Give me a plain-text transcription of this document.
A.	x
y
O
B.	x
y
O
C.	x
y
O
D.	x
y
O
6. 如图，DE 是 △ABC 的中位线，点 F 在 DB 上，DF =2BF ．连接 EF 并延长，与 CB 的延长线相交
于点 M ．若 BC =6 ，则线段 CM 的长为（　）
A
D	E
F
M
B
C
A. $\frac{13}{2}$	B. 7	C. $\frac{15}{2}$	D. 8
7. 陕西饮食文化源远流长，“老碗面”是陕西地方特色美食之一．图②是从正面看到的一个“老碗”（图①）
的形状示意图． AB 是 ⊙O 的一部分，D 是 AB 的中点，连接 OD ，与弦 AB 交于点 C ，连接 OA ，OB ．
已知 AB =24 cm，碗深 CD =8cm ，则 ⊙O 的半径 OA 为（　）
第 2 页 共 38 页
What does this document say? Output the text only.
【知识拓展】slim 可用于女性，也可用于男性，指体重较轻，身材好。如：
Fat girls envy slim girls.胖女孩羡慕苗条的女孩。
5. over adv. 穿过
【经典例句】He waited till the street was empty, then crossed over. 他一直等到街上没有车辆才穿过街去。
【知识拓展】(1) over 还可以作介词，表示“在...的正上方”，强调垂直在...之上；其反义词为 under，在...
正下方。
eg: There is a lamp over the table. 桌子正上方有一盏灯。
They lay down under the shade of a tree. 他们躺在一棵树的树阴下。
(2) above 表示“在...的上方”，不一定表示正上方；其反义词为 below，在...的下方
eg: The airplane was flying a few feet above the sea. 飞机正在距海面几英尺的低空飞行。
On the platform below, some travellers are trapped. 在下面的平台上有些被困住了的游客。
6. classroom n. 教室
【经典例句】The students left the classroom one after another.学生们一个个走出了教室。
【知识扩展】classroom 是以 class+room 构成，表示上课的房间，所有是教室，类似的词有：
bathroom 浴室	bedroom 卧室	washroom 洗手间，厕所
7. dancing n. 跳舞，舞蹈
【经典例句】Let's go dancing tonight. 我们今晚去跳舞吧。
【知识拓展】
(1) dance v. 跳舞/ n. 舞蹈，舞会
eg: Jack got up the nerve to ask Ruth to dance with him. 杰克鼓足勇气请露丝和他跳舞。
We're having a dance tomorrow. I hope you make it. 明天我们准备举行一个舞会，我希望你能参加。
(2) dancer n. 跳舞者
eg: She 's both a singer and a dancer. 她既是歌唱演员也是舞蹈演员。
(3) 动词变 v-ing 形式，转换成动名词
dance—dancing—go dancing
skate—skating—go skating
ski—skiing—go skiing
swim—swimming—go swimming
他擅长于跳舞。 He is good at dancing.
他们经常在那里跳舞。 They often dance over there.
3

## Set problem
Print again each line of the listing above, exactly as it appears.

## Full solution
Give me a plain-text transcription of this document.
A.	x
y
O
B.	x
y
O
C.	x
y
O
D.	x
y
O
6. 如图，DE 是 △ABC 的中位线，点 F 在 DB 上，DF =2BF ．连接 EF 并延长，与 CB 的延长线相交
于点 M ．若 BC =6 ，则线段 CM 的长为（　）
A
D	E
F
M
B
C
A. $\frac{13}{2}$	B. 7	C. $\frac{15}{2}$	D. 8
7. 陕西饮食文化源远流长，“老碗面”是陕西地方特色美食之一．图②是从正面看到的一个“老碗”（图①）
的形状示意图． AB 是 ⊙O 的一部分，D 是 AB 的中点，连接 OD ，与弦 AB 交于点 C ，连接 OA ，OB ．
已知 AB =24 cm，碗深 CD =8cm ，则 ⊙O 的半径 OA 为（　）
第 2 页 共 38 页
What does this document say? Output the text only.
【知识拓展】slim 可用于女性，也可用于男性，指体重较轻，身材好。如：
Fat girls envy slim girls.胖女孩羡慕苗条的女孩。
5. over adv. 穿过
【经典例句】He waited till the street was empty, then crossed over. 他一直等到街上没有车辆才穿过街去。
【知识拓展】(1) over 还可以作介词，表示“在...的正上方”，强调垂直在...之上；其反义词为 under，在...
正下方。
eg: There is a lamp over the table. 桌子正上方有一盏灯。
They lay down under the shade of a tree. 他们躺在一棵树的树阴下。
(2) above 表示“在...的上方”，不一定表示正上方；其反义词为 below，在...的下方
eg: The airplane was flying a few feet above the sea. 飞机正在距海面几英尺的低空飞行。
On the platform below, some travellers are trapped. 在下面的平台上有些被困住了的游客。
6. classroom n. 教室
【经典例句】The students left the classroom one after another.学生们一个个走出了教室。
【知识扩展】classroom 是以 class+room 构成，表示上课的房间，所有是教室，类似的词有：
bathroom 浴室	bedroom 卧室	washroom 洗手间，厕所
7. dancing n. 跳舞，舞蹈
【经典例句】Let's go dancing tonight. 我们今晚去跳舞吧。
【知识拓展】
(1) dance v. 跳舞/ n. 舞蹈，舞会
eg: Jack got up the nerve to ask Ruth to dance with him. 杰克鼓足勇气请露丝和他跳舞。
We're having a dance tomorrow. I hope you make it. 明天我们准备举行一个舞会，我希望你能参加。
(2) dancer n. 跳舞者
eg: She 's both a singer and a dancer. 她既是歌唱演员也是舞蹈演员。
(3) 动词变 v-ing 形式，转换成动名词
dance—dancing—go dancing
skate—skating—go skating
ski—skiing—go skiing
swim—swimming—go swimming
他擅长于跳舞。 He is good at dancing.
他们经常在那里跳舞。 They often dance over there.
3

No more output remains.